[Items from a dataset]
----------------------------------------
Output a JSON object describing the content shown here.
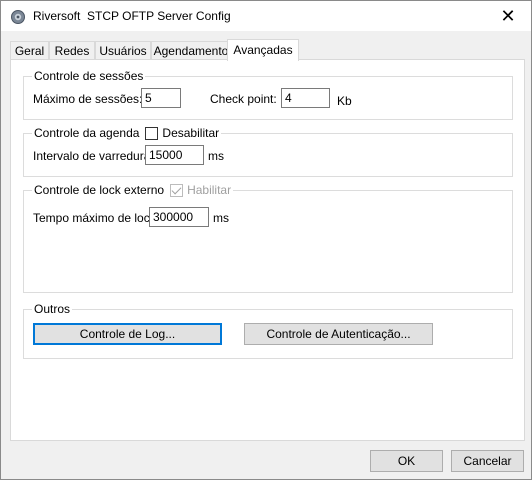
{
  "window": {
    "title": "Riversoft  STCP OFTP Server Config",
    "close_glyph": "✕"
  },
  "tabs": [
    {
      "label": "Geral",
      "active": false
    },
    {
      "label": "Redes",
      "active": false
    },
    {
      "label": "Usuários",
      "active": false
    },
    {
      "label": "Agendamento",
      "active": false
    },
    {
      "label": "Avançadas",
      "active": true
    }
  ],
  "sessions": {
    "title": "Controle de sessões",
    "max_label": "Máximo de sessões:",
    "max_value": "5",
    "checkpoint_label": "Check point:",
    "checkpoint_value": "4",
    "checkpoint_unit": "Kb"
  },
  "schedule": {
    "title": "Controle da agenda",
    "disable_label": "Desabilitar",
    "disable_checked": false,
    "interval_label": "Intervalo de varredura:",
    "interval_value": "15000",
    "interval_unit": "ms"
  },
  "lock": {
    "title": "Controle de lock externo",
    "enable_label": "Habilitar",
    "enable_checked": true,
    "enable_disabled": true,
    "max_time_label": "Tempo máximo de lock:",
    "max_time_value": "300000",
    "max_time_unit": "ms"
  },
  "others": {
    "title": "Outros",
    "log_button": "Controle de Log...",
    "auth_button": "Controle de Autenticação..."
  },
  "footer": {
    "ok_label": "OK",
    "cancel_label": "Cancelar"
  },
  "icons": {
    "app": "app-gear-icon",
    "close": "close-icon"
  },
  "colors": {
    "focus_border": "#0078d7",
    "window_bg": "#f0f0f0",
    "panel_bg": "#ffffff"
  }
}
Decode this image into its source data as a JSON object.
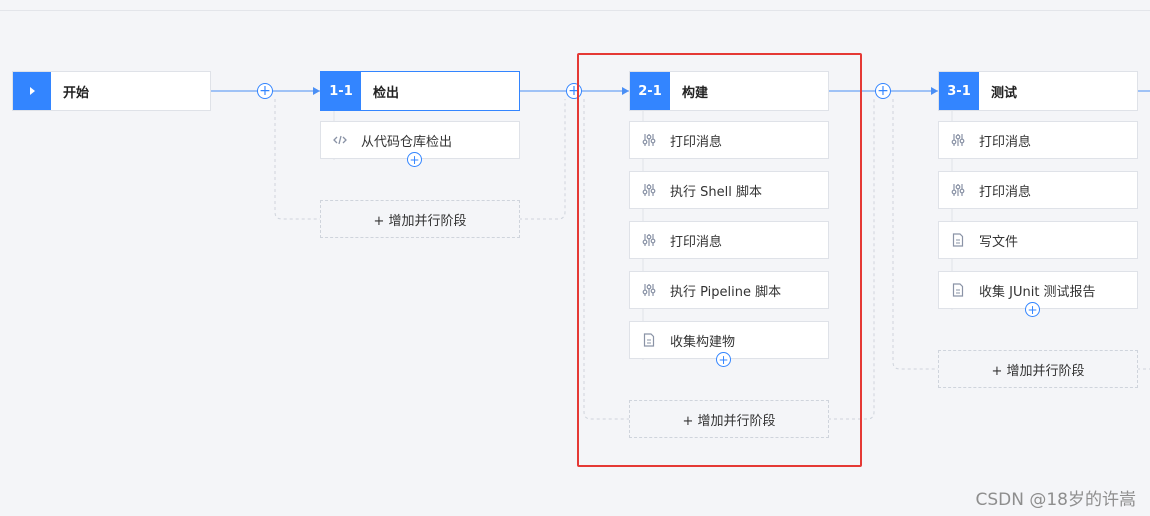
{
  "start": {
    "label": "开始"
  },
  "stages": [
    {
      "id": "1-1",
      "title": "检出",
      "tasks": [
        "从代码仓库检出"
      ],
      "add_parallel": "+ 增加并行阶段"
    },
    {
      "id": "2-1",
      "title": "构建",
      "tasks": [
        "打印消息",
        "执行 Shell 脚本",
        "打印消息",
        "执行 Pipeline 脚本",
        "收集构建物"
      ],
      "add_parallel": "+ 增加并行阶段"
    },
    {
      "id": "3-1",
      "title": "测试",
      "tasks": [
        "打印消息",
        "打印消息",
        "写文件",
        "收集 JUnit 测试报告"
      ],
      "add_parallel": "+ 增加并行阶段"
    }
  ],
  "icons": {
    "play": "play-icon",
    "code": "code-icon",
    "sliders": "sliders-icon",
    "file": "file-icon"
  },
  "colors": {
    "accent": "#3385ff",
    "highlight": "#e53935"
  },
  "watermark": "CSDN @18岁的许嵩"
}
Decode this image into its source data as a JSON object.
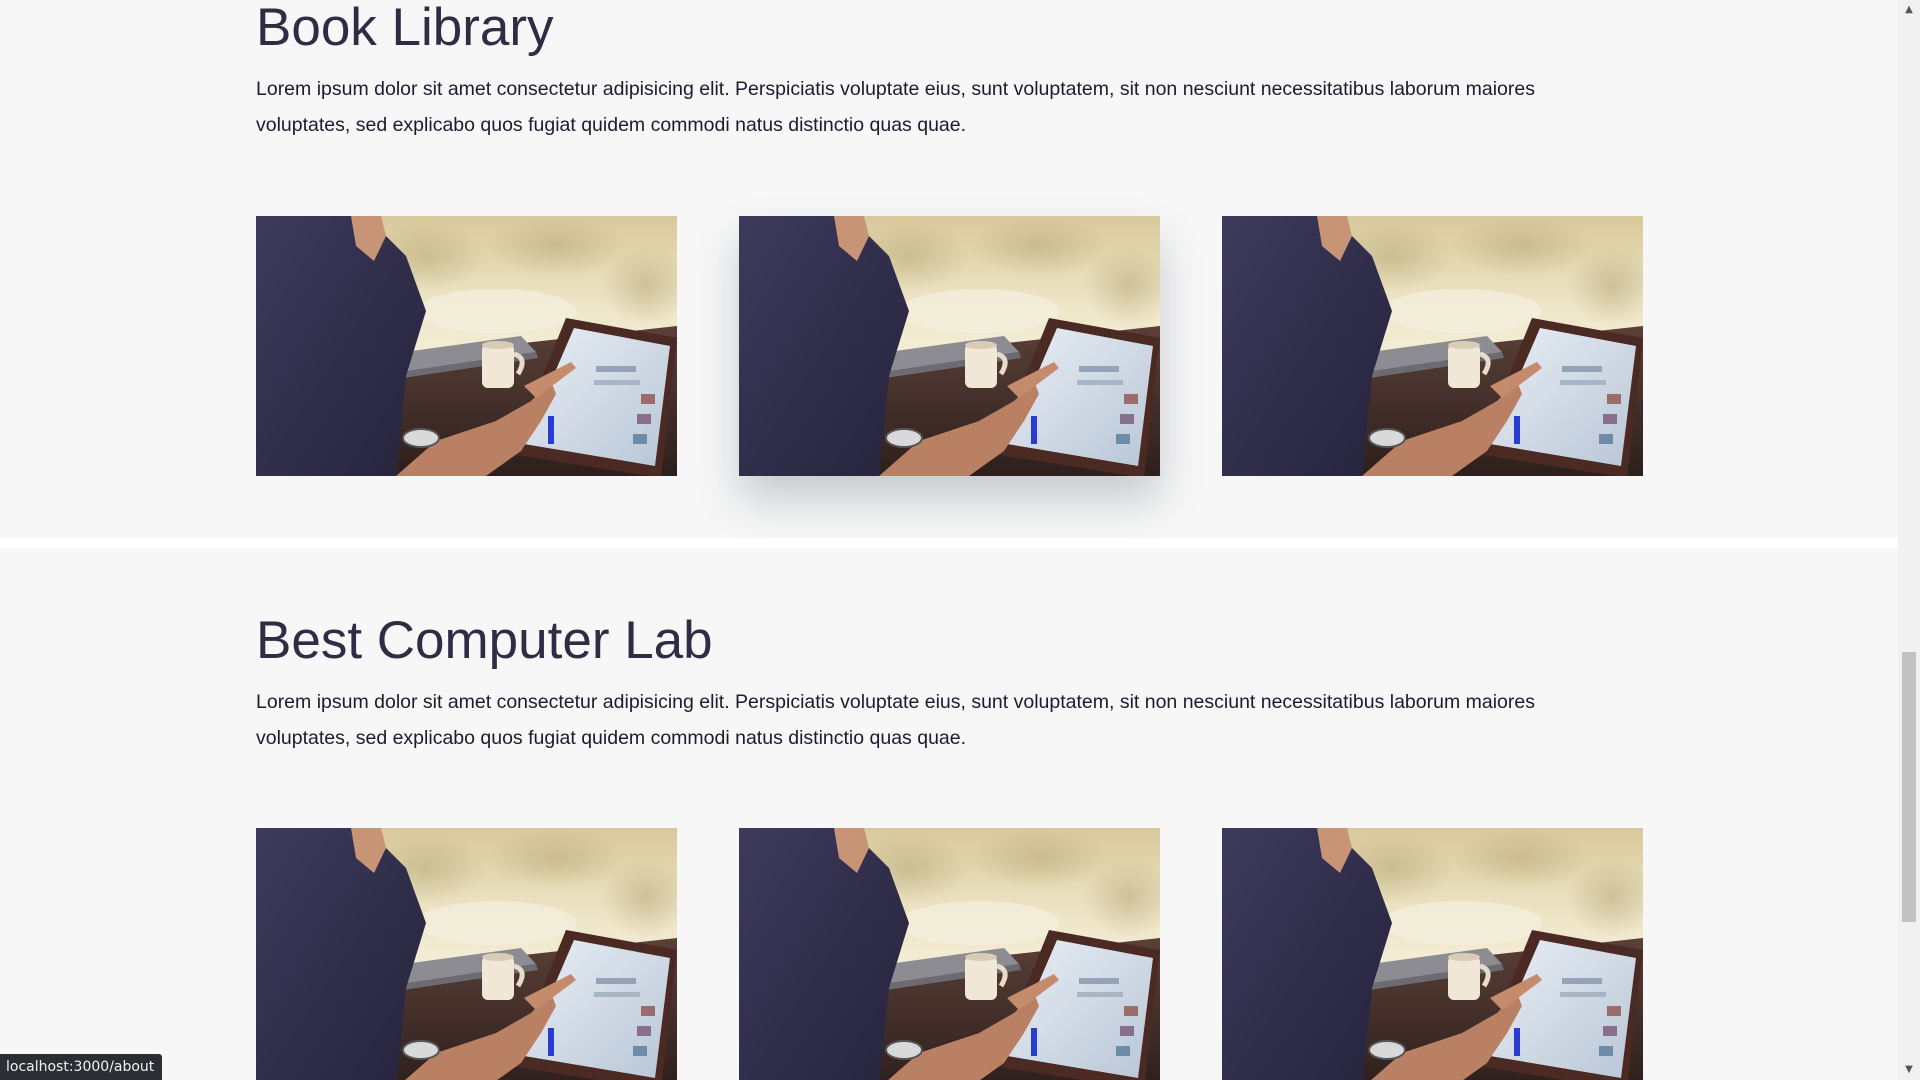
{
  "sections": [
    {
      "title": "Book Library",
      "description": "Lorem ipsum dolor sit amet consectetur adipisicing elit. Perspiciatis voluptate eius, sunt voluptatem, sit non nesciunt necessitatibus laborum maiores voluptates, sed explicabo quos fugiat quidem commodi natus distinctio quas quae.",
      "images": [
        {
          "subject": "man using tablet at table with coffee mug"
        },
        {
          "subject": "man using tablet at table with coffee mug",
          "state": "hovered"
        },
        {
          "subject": "man using tablet at table with coffee mug"
        }
      ]
    },
    {
      "title": "Best Computer Lab",
      "description": "Lorem ipsum dolor sit amet consectetur adipisicing elit. Perspiciatis voluptate eius, sunt voluptatem, sit non nesciunt necessitatibus laborum maiores voluptates, sed explicabo quos fugiat quidem commodi natus distinctio quas quae.",
      "images": [
        {
          "subject": "man using tablet at table with coffee mug"
        },
        {
          "subject": "man using tablet at table with coffee mug"
        },
        {
          "subject": "man using tablet at table with coffee mug"
        }
      ]
    }
  ],
  "status_bar": {
    "url": "localhost:3000/about"
  },
  "scrollbar": {
    "scroll_position": 0.62,
    "up_arrow_icon": "triangle-up-icon",
    "down_arrow_icon": "triangle-down-icon"
  },
  "colors": {
    "page_background": "#f7f7f7",
    "heading_text": "#2f2c44",
    "body_text": "#1d1b2e",
    "status_bar_background": "#2b2f33"
  }
}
----------------------------------------
OBJECTIVE: Excluding the pictures, reproduce every entry exactly as given.

OUTPUT OF THE EXERCISE:
Output a JSON object describing the content shown here.
{
  "window": {
    "title": "Riversoft  STCP OFTP Server Config",
    "close_glyph": "✕"
  },
  "tabs": [
    {
      "label": "Geral",
      "active": false
    },
    {
      "label": "Redes",
      "active": false
    },
    {
      "label": "Usuários",
      "active": false
    },
    {
      "label": "Agendamento",
      "active": false
    },
    {
      "label": "Avançadas",
      "active": true
    }
  ],
  "sessions": {
    "title": "Controle de sessões",
    "max_label": "Máximo de sessões:",
    "max_value": "5",
    "checkpoint_label": "Check point:",
    "checkpoint_value": "4",
    "checkpoint_unit": "Kb"
  },
  "schedule": {
    "title": "Controle da agenda",
    "disable_label": "Desabilitar",
    "disable_checked": false,
    "interval_label": "Intervalo de varredura:",
    "interval_value": "15000",
    "interval_unit": "ms"
  },
  "lock": {
    "title": "Controle de lock externo",
    "enable_label": "Habilitar",
    "enable_checked": true,
    "enable_disabled": true,
    "max_time_label": "Tempo máximo de lock:",
    "max_time_value": "300000",
    "max_time_unit": "ms"
  },
  "others": {
    "title": "Outros",
    "log_button": "Controle de Log...",
    "auth_button": "Controle de Autenticação..."
  },
  "footer": {
    "ok_label": "OK",
    "cancel_label": "Cancelar"
  },
  "icons": {
    "app": "app-gear-icon",
    "close": "close-icon"
  },
  "colors": {
    "focus_border": "#0078d7",
    "window_bg": "#f0f0f0",
    "panel_bg": "#ffffff"
  }
}
Decode this image into its source data as a JSON object.
{
  "start": {
    "label": "开始"
  },
  "stages": [
    {
      "id": "1-1",
      "title": "检出",
      "tasks": [
        "从代码仓库检出"
      ],
      "add_parallel": "+ 增加并行阶段"
    },
    {
      "id": "2-1",
      "title": "构建",
      "tasks": [
        "打印消息",
        "执行 Shell 脚本",
        "打印消息",
        "执行 Pipeline 脚本",
        "收集构建物"
      ],
      "add_parallel": "+ 增加并行阶段"
    },
    {
      "id": "3-1",
      "title": "测试",
      "tasks": [
        "打印消息",
        "打印消息",
        "写文件",
        "收集 JUnit 测试报告"
      ],
      "add_parallel": "+ 增加并行阶段"
    }
  ],
  "icons": {
    "play": "play-icon",
    "code": "code-icon",
    "sliders": "sliders-icon",
    "file": "file-icon"
  },
  "colors": {
    "accent": "#3385ff",
    "highlight": "#e53935"
  },
  "watermark": "CSDN @18岁的许嵩"
}
Decode this image into its source data as a JSON object.
{
  "sections": [
    {
      "title": "Book Library",
      "description": "Lorem ipsum dolor sit amet consectetur adipisicing elit. Perspiciatis voluptate eius, sunt voluptatem, sit non nesciunt necessitatibus laborum maiores voluptates, sed explicabo quos fugiat quidem commodi natus distinctio quas quae.",
      "images": [
        {
          "subject": "man using tablet at table with coffee mug"
        },
        {
          "subject": "man using tablet at table with coffee mug",
          "state": "hovered"
        },
        {
          "subject": "man using tablet at table with coffee mug"
        }
      ]
    },
    {
      "title": "Best Computer Lab",
      "description": "Lorem ipsum dolor sit amet consectetur adipisicing elit. Perspiciatis voluptate eius, sunt voluptatem, sit non nesciunt necessitatibus laborum maiores voluptates, sed explicabo quos fugiat quidem commodi natus distinctio quas quae.",
      "images": [
        {
          "subject": "man using tablet at table with coffee mug"
        },
        {
          "subject": "man using tablet at table with coffee mug"
        },
        {
          "subject": "man using tablet at table with coffee mug"
        }
      ]
    }
  ],
  "status_bar": {
    "url": "localhost:3000/about"
  },
  "scrollbar": {
    "scroll_position": 0.62,
    "up_arrow_icon": "triangle-up-icon",
    "down_arrow_icon": "triangle-down-icon"
  },
  "colors": {
    "page_background": "#f7f7f7",
    "heading_text": "#2f2c44",
    "body_text": "#1d1b2e",
    "status_bar_background": "#2b2f33"
  }
}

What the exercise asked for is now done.